WHAT IS BEING ASKED —
Transcribe the material below exactly as it appears.

DATA FOR THIS TASK —
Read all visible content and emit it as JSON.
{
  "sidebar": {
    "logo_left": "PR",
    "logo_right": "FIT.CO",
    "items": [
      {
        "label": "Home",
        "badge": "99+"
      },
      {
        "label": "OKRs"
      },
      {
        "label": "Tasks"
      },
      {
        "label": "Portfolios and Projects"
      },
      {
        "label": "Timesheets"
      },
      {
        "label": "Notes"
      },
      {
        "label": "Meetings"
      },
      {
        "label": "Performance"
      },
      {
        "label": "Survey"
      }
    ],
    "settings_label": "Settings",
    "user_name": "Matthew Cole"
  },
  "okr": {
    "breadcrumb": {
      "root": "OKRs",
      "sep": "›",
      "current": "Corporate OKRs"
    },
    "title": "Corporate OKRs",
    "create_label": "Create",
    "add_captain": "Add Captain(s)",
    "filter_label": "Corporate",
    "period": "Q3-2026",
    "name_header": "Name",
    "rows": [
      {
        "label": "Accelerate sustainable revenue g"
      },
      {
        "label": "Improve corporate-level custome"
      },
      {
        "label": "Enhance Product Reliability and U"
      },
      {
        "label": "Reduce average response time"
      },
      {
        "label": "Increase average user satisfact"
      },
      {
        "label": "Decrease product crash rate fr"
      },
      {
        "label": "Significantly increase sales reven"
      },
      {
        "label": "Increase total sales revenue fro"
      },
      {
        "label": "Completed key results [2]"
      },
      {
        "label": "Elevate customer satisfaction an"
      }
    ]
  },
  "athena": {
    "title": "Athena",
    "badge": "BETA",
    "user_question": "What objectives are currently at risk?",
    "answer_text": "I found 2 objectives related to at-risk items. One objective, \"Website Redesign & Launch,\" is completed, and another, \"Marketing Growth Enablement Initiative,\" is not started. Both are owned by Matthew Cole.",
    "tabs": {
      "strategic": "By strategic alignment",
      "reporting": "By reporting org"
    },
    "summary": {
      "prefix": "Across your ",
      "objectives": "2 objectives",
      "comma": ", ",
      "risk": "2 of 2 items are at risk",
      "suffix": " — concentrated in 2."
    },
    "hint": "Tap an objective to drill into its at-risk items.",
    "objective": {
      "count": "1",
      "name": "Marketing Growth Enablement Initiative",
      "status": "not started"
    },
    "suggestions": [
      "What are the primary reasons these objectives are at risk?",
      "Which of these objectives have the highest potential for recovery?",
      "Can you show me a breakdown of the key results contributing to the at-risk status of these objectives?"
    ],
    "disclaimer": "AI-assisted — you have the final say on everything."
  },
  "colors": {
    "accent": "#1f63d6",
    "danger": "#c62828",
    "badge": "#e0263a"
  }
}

TASK SOLUTION —
Read all visible content and emit it as JSON.
{
  "sidebar": {
    "logo_left": "PR",
    "logo_right": "FIT.CO",
    "items": [
      {
        "label": "Home",
        "badge": "99+"
      },
      {
        "label": "OKRs"
      },
      {
        "label": "Tasks"
      },
      {
        "label": "Portfolios and Projects"
      },
      {
        "label": "Timesheets"
      },
      {
        "label": "Notes"
      },
      {
        "label": "Meetings"
      },
      {
        "label": "Performance"
      },
      {
        "label": "Survey"
      }
    ],
    "settings_label": "Settings",
    "user_name": "Matthew Cole"
  },
  "okr": {
    "breadcrumb": {
      "root": "OKRs",
      "sep": "›",
      "current": "Corporate OKRs"
    },
    "title": "Corporate OKRs",
    "create_label": "Create",
    "add_captain": "Add Captain(s)",
    "filter_label": "Corporate",
    "period": "Q3-2026",
    "name_header": "Name",
    "rows": [
      {
        "label": "Accelerate sustainable revenue g"
      },
      {
        "label": "Improve corporate-level custome"
      },
      {
        "label": "Enhance Product Reliability and U"
      },
      {
        "label": "Reduce average response time"
      },
      {
        "label": "Increase average user satisfact"
      },
      {
        "label": "Decrease product crash rate fr"
      },
      {
        "label": "Significantly increase sales reven"
      },
      {
        "label": "Increase total sales revenue fro"
      },
      {
        "label": "Completed key results [2]"
      },
      {
        "label": "Elevate customer satisfaction an"
      }
    ]
  },
  "athena": {
    "title": "Athena",
    "badge": "BETA",
    "user_question": "What objectives are currently at risk?",
    "answer_text": "I found 2 objectives related to at-risk items. One objective, \"Website Redesign & Launch,\" is completed, and another, \"Marketing Growth Enablement Initiative,\" is not started. Both are owned by Matthew Cole.",
    "tabs": {
      "strategic": "By strategic alignment",
      "reporting": "By reporting org"
    },
    "summary": {
      "prefix": "Across your ",
      "objectives": "2 objectives",
      "comma": ", ",
      "risk": "2 of 2 items are at risk",
      "suffix": " — concentrated in 2."
    },
    "hint": "Tap an objective to drill into its at-risk items.",
    "objective": {
      "count": "1",
      "name": "Marketing Growth Enablement Initiative",
      "status": "not started"
    },
    "suggestions": [
      "What are the primary reasons these objectives are at risk?",
      "Which of these objectives have the highest potential for recovery?",
      "Can you show me a breakdown of the key results contributing to the at-risk status of these objectives?"
    ],
    "disclaimer": "AI-assisted — you have the final say on everything."
  },
  "colors": {
    "accent": "#1f63d6",
    "danger": "#c62828",
    "badge": "#e0263a"
  }
}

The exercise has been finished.